# Attività richieste:
• a. Nel testo sulla sede di Credit Suisse a Paradeplatz, in quali anni fu eretto l'edificio in pietra arenaria di Jakob Friedrich Wanner?
• b. Prosegui il testo sulla sede di Credit Suisse a Paradeplatz, ripartendo subito dopo la sua ultima frase.

# Testo del documento:
——

L'arte ha svolto un ruolo importante nel restyling della sede storica di Credit Suisse Group di Paradeplatz a Zurigo. Per esempio, al centro del reticolato che decora il pavimento marmoreo del cortile a lucernario, si erge la «Fontaine du désir» (2002), un'installazione della fotografa e artista Silvie Defraoui, una fontana esagonale in vetro acidato che diventa il nucleo della nuova struttura spaziale.

Le news sui mercati finanziari trasmesse dalla televisione svizzera, belle o brutte che siano, hanno sempre un tratto comune: sono accompagnate da vedute aeree della sede storica di Credit Suisse di Paradeplatz a Zurigo. Con il suo solido zoccolo bugnato sovrastato da quattro piani con proporzioni classiche e impreziositi da decorazioni scultoree, l'edificio in pietra arenaria eretto tra il 1873 e il 1876 da Jakob Friedrich Wanner è diventato una vera e propria icona della piazza finanziaria svizzera. Secondo le intenzioni del committente Alfred Escher, l'edificio avrebbe dovuto fungere da nuova sede di rappresentanza per il Credito Svizzero da lui fondato vent'anni prima. Il compito si presentava arduo, visto che prima di Wanner nessuno in Svizzera aveva ancora stabilito quali fossero i canoni architettonici per edifici di questo tipo.

La leggendaria sede storica di Credit Suisse Group, nome assunto dalla banca nel 1997, era originariamente composta da due sole ali: un edificio principale incoronato da un colonnato e affacciato su Paradeplatz, unito a un'ala meno appariscente rivolta sulla Talacker. I volumi costruttivi furono concepiti da subito all'insegna della grandezza: anche se al suo trasferimento nella nuova sede, nel 1877, la banca occupava solo un terzo degli spazi disponibili, quelli disposti intorno all'angolo, più che sufficienti per i 50 dipendenti del Credito Svizzero di Escher, le porzioni più esterne erano affittate e adibite a negozi e abitazioni. Nei decenni successivi gli spazi occupati dalla banca vennero però ampliati e nel giro di breve si estero all'intero blocco perimetrale con l'acquisto di altri due edifici adiacenti affacciati sulla Bahnhofstrasse e la ristrutturazione di un palazzo sulla Bärengasse realizzato nel 1913/14 dai fratelli Pfister, fino a creare un quadrilatero chiuso intorno al cortile interno.

——

# Materiale di riferimento:
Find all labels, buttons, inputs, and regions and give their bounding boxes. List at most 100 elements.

——

# Risposte per attività:
• a. Tra il 1873 e il 1876.

• b.
A partire dal 1899, e per i successivi 100 anni, il cortile interno avrebbe ospitato l'atrio sportelli della banca, tornando a essere uno spazio pubblico della città di Zurigo solo nel 2002, nella forma di cortile a lucernario («Lichthof») con una galleria di negozi aperto al passaggio pedonale. L'apertura al pubblico è stata il fulcro di una ristrutturazione della sede di Credit Suisse Group di Paradeplatz volta non solo ad adattare gli spazi operativi alle esigenze del business nell'era di Internet, ma soprattutto a riposizionare l'immagine della banca: «Il parterre dell'edificio principale deve riprodurre all'interno la forza di impatto che la facciata ha all'esterno su Paradeplatz. La sede di Paradeplatz deve diventare l'icona della nostra banca, un simbolo capace di oltrepassare i confini nazionali. Non basta che la si possa vedere dall'esterno, si deve poterla sperimentare anche dall'interno. Lo spazio deve essere stimolante, comunicativo, ampio e aperto»: questa era più o meno la descrizione del progetto commissionato nel 1993 a otto studi di architettura. Nel 1997, tra i concorrenti è stato selezionato lo studio bernese Atelier 5, che ha vinto non da ultimo grazie all'innovativo concetto di apertura del cortile a lucernario. Rispettando il patrimonio architettonico esistente, nel corso dei successivi dodici anni sono stati realizzati nuovi spazi funzionali aperti al pubblico al pianterreno e, nel contempo, sono state gradualmente rinnovate le superfici riservate alla banca nei quattro piani superiori.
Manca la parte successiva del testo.